[Dataset excerpts]
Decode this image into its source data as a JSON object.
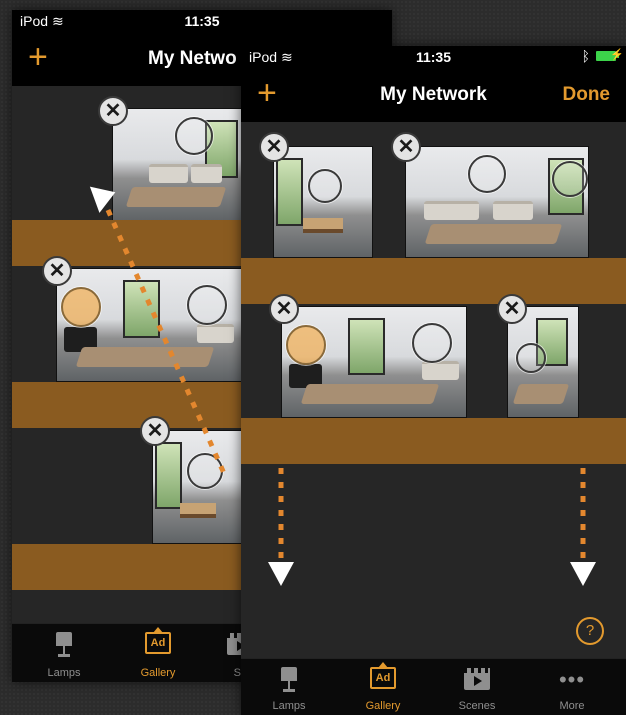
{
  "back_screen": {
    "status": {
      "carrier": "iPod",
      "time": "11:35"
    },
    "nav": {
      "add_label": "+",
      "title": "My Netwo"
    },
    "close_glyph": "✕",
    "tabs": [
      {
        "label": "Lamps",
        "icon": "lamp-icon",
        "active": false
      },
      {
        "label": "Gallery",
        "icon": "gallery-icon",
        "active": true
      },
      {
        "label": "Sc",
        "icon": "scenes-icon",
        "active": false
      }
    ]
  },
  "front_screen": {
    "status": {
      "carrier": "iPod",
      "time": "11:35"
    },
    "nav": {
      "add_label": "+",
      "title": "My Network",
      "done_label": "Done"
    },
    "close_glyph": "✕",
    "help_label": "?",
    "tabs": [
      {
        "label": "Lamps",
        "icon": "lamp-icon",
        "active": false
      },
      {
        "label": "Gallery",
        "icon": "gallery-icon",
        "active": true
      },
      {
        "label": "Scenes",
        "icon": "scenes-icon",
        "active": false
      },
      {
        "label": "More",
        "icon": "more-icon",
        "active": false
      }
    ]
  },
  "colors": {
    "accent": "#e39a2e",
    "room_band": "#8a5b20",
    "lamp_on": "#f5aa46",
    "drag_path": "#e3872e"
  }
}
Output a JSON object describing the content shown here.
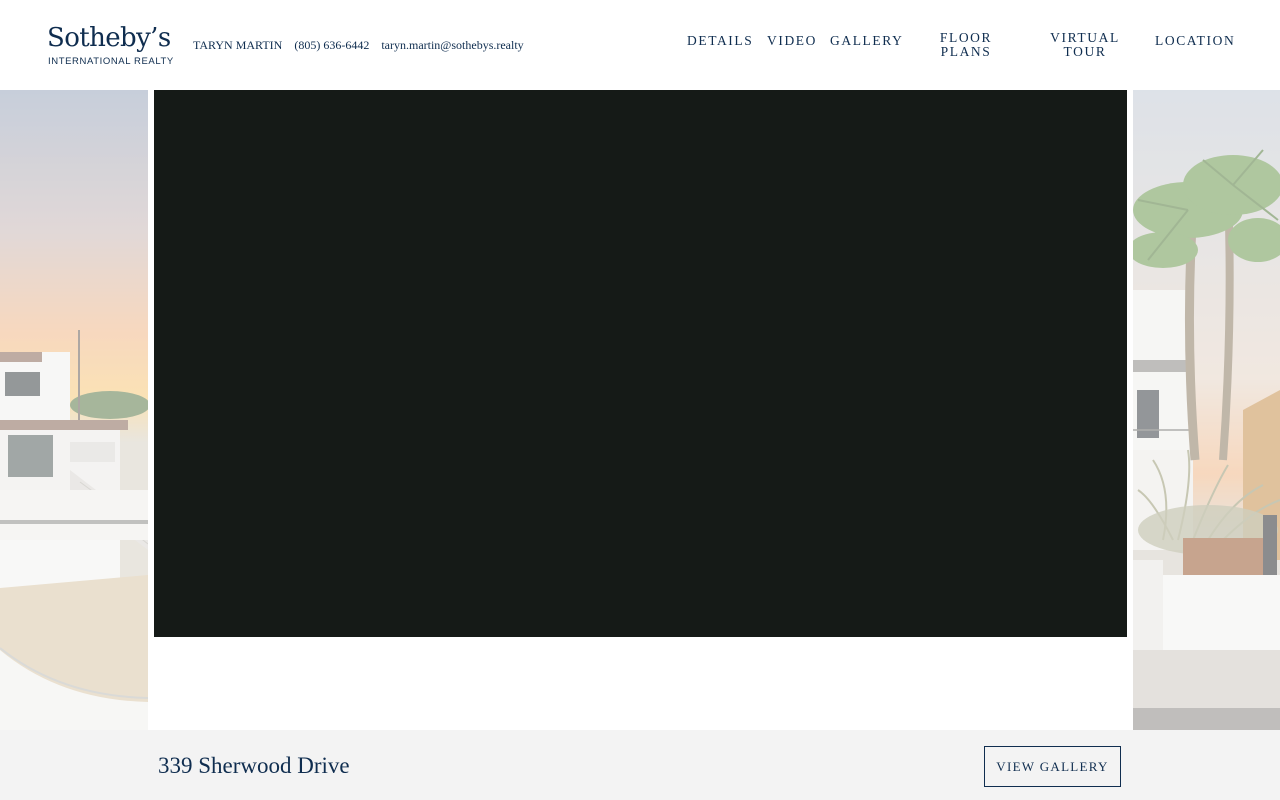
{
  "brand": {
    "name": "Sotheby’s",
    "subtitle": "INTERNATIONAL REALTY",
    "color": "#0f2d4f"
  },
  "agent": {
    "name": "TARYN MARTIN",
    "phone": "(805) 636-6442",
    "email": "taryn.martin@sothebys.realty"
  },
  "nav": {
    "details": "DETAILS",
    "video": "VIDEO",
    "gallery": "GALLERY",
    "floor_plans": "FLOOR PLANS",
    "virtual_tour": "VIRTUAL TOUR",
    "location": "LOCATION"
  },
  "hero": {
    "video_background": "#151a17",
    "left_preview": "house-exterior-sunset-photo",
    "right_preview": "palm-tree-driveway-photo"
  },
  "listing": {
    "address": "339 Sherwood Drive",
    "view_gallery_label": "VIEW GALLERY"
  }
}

---

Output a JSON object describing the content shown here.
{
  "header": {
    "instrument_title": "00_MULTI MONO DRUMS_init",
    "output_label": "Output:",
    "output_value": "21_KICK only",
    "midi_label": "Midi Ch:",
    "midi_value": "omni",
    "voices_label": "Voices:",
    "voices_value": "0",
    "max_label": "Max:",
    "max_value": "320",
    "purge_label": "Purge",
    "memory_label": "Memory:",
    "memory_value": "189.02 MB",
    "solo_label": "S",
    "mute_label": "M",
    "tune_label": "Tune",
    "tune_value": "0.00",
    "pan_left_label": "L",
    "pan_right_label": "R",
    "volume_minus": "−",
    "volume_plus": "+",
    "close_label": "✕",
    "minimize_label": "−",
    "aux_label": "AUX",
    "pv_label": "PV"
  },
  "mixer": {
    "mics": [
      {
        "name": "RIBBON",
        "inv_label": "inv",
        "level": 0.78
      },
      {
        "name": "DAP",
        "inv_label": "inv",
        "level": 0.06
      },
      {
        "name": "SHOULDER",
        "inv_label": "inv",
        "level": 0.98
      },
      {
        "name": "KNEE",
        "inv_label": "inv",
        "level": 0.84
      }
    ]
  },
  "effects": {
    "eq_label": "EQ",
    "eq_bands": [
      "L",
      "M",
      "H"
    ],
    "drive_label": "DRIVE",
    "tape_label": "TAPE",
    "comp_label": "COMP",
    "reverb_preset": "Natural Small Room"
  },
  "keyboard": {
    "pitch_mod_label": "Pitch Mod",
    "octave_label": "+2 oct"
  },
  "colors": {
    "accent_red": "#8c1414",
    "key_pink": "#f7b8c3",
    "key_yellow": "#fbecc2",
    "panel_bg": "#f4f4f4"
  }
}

STATED PROBLEM: Working from the listing above, pick out every line that has "name" and copy it.

EXERCISE RESPONSE:
    "name": "Sotheby’s",
    "name": "TARYN MARTIN",
        "name": "RIBBON",
        "name": "DAP",
        "name": "SHOULDER",
        "name": "KNEE",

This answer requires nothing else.